**CHALLENGE:** Search the data for the word "最后一段总结了从" and copy every line that contains it.

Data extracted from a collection
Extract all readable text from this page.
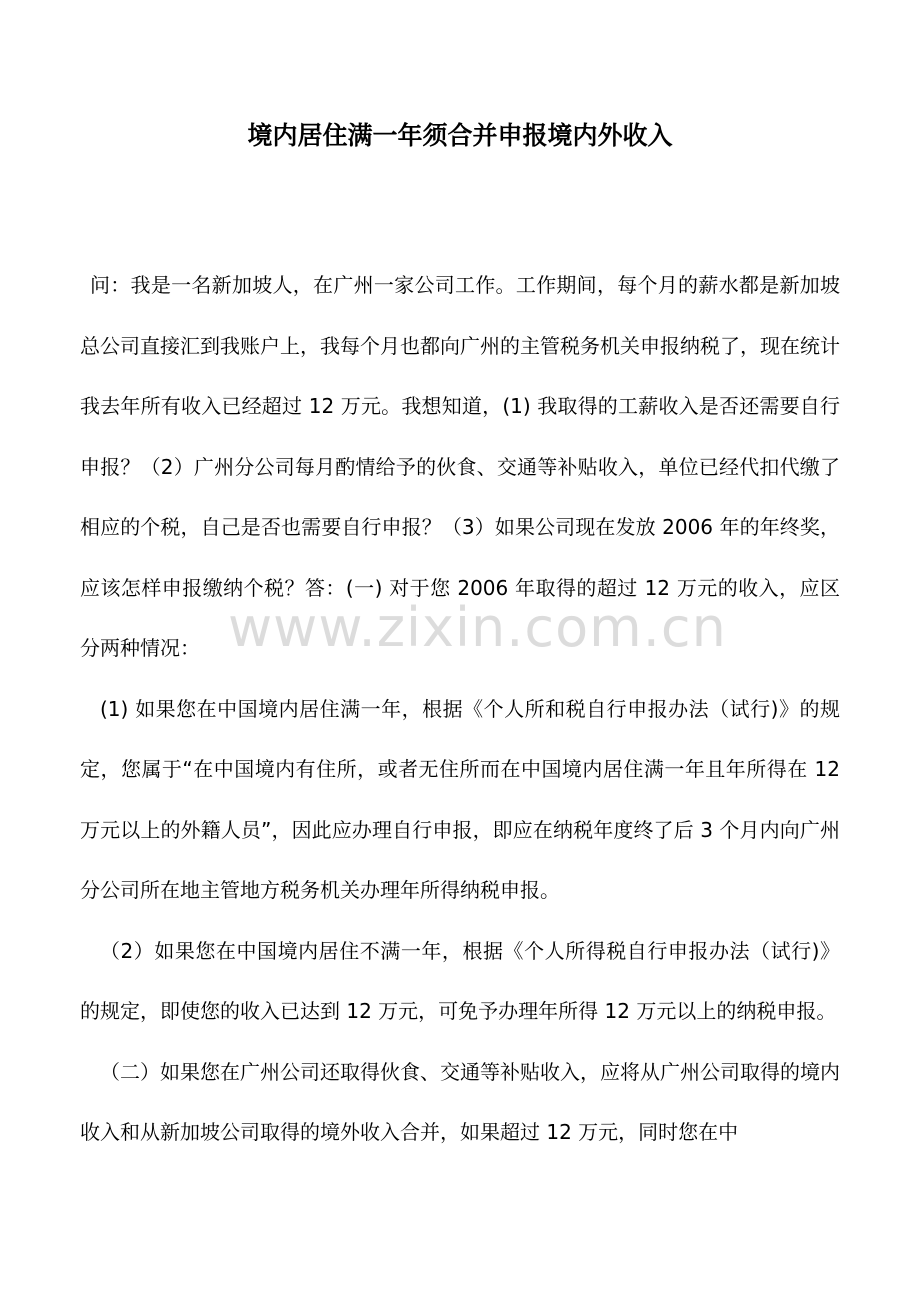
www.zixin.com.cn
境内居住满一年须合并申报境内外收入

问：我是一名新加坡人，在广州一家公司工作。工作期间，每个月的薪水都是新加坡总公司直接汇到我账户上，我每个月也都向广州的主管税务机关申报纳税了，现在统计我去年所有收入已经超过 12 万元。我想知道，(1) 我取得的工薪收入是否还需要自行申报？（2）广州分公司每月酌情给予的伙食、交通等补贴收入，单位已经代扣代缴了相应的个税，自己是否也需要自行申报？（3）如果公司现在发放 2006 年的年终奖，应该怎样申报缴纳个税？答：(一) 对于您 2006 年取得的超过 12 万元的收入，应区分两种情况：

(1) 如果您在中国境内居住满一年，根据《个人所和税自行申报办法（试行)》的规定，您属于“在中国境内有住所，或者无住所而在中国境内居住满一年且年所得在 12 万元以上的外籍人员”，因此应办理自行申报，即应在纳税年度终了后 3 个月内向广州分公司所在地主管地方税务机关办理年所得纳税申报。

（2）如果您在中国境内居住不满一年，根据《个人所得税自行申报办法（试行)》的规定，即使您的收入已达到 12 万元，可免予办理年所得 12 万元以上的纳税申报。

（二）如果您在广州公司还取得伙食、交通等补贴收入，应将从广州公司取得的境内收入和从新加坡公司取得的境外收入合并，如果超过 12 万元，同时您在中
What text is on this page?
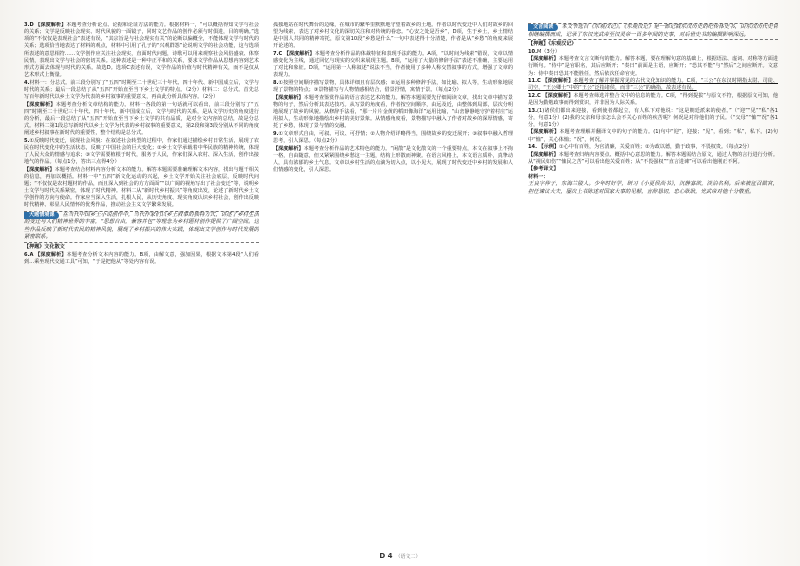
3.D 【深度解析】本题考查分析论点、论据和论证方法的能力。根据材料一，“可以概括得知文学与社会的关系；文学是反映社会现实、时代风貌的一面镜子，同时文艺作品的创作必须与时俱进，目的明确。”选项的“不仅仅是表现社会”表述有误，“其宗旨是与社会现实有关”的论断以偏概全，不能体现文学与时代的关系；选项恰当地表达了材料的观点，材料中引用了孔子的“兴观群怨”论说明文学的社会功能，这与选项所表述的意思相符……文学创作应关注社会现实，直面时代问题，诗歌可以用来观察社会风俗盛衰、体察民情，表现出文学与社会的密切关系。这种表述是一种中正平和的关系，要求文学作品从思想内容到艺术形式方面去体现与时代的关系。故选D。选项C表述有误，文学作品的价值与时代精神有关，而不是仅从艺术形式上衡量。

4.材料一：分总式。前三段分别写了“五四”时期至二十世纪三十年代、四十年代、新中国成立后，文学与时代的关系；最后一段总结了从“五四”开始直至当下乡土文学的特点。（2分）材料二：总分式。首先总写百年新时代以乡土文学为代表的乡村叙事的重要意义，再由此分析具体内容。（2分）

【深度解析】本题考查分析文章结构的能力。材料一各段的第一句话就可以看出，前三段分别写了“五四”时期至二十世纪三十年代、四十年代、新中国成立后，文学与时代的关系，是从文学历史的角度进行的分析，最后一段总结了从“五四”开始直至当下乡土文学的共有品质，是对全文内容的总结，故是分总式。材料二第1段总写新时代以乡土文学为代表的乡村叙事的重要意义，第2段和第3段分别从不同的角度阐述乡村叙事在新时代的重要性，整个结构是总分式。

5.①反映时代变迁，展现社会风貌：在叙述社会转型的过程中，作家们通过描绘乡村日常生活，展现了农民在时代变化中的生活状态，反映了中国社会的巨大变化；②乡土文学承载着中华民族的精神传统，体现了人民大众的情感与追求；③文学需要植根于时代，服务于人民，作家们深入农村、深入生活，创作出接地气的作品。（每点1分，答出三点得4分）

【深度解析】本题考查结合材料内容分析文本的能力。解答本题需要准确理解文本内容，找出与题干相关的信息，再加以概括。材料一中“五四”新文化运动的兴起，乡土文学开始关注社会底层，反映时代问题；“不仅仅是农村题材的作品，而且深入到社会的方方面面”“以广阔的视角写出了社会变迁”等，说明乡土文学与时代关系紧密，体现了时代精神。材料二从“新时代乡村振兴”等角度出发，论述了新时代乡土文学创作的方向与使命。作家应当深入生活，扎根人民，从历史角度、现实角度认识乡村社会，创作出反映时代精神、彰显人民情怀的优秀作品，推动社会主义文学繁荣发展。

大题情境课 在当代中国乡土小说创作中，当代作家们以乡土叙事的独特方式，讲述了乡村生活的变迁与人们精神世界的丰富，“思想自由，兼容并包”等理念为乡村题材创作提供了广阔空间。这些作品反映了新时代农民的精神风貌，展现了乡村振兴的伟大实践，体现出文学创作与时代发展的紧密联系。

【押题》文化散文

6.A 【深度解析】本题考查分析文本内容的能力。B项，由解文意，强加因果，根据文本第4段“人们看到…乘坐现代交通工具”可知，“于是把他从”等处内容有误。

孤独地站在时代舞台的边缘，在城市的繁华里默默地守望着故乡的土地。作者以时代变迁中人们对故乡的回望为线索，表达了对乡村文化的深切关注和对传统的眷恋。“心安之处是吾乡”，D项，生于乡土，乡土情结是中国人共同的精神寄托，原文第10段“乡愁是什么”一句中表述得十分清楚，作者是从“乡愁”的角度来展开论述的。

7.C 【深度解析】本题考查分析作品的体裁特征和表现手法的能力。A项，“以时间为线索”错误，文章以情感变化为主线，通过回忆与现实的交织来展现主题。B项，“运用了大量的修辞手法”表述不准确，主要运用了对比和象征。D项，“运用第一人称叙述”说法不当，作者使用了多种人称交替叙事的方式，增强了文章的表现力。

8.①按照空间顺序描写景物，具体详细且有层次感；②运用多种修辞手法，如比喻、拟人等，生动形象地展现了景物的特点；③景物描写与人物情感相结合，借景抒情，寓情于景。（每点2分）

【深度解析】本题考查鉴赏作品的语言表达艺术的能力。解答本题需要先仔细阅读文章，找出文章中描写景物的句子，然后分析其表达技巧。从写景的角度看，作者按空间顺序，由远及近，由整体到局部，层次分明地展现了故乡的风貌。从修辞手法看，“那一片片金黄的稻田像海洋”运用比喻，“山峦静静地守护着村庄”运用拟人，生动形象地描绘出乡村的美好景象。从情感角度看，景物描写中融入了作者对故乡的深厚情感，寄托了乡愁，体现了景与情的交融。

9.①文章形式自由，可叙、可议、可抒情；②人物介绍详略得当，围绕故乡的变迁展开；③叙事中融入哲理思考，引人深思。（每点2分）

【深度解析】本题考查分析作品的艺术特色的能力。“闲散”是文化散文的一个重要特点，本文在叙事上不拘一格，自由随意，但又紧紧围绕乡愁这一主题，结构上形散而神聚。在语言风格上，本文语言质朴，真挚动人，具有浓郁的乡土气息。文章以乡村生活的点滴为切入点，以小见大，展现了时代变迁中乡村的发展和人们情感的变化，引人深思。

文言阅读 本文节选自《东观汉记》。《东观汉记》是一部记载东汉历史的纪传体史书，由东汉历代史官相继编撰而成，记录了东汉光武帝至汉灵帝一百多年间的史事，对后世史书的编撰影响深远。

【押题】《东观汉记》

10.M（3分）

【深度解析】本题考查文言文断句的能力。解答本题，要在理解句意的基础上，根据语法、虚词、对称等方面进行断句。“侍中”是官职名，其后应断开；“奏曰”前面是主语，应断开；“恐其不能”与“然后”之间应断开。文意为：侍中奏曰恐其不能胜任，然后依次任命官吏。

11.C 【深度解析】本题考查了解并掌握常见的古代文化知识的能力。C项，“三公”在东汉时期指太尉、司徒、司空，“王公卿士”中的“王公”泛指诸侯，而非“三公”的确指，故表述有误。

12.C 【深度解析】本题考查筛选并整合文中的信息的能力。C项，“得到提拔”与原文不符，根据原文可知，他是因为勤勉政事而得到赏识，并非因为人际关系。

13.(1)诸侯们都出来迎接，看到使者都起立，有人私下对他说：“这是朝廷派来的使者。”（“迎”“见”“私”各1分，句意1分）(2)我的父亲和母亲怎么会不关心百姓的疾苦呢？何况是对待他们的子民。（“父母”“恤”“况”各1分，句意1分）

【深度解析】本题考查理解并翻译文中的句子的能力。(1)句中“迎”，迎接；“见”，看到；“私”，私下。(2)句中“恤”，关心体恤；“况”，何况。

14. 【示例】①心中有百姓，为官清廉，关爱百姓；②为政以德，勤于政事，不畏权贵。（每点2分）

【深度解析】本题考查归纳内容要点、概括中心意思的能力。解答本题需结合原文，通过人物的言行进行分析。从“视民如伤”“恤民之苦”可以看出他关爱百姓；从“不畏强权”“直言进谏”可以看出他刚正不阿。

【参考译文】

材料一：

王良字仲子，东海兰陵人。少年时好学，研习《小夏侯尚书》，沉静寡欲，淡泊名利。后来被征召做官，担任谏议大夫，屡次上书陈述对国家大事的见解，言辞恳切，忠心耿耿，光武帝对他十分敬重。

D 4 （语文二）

**TASK RESPONSE:**
4.材料一：分总式。前三段分别写了“五四”时期至二十世纪三十年代、四十年代、新中国成立后，文学与时代的关系；最后一段总结了从“五四”开始直至当下乡土文学的特点。（2分）材料二：总分式。首先总写百年新时代以乡土文学为代表的乡村叙事的重要意义，再由此分析具体内容。（2分）
【深度解析】本题考查分析文章结构的能力。材料一各段的第一句话就可以看出，前三段分别写了“五四”时期至二十世纪三十年代、四十年代、新中国成立后，文学与时代的关系，是从文学历史的角度进行的分析，最后一段总结了从“五四”开始直至当下乡土文学的共有品质，是对全文内容的总结，故是分总式。材料二第1段总写新时代以乡土文学为代表的乡村叙事的重要意义，第2段和第3段分别从不同的角度阐述乡村叙事在新时代的重要性，整个结构是总分式。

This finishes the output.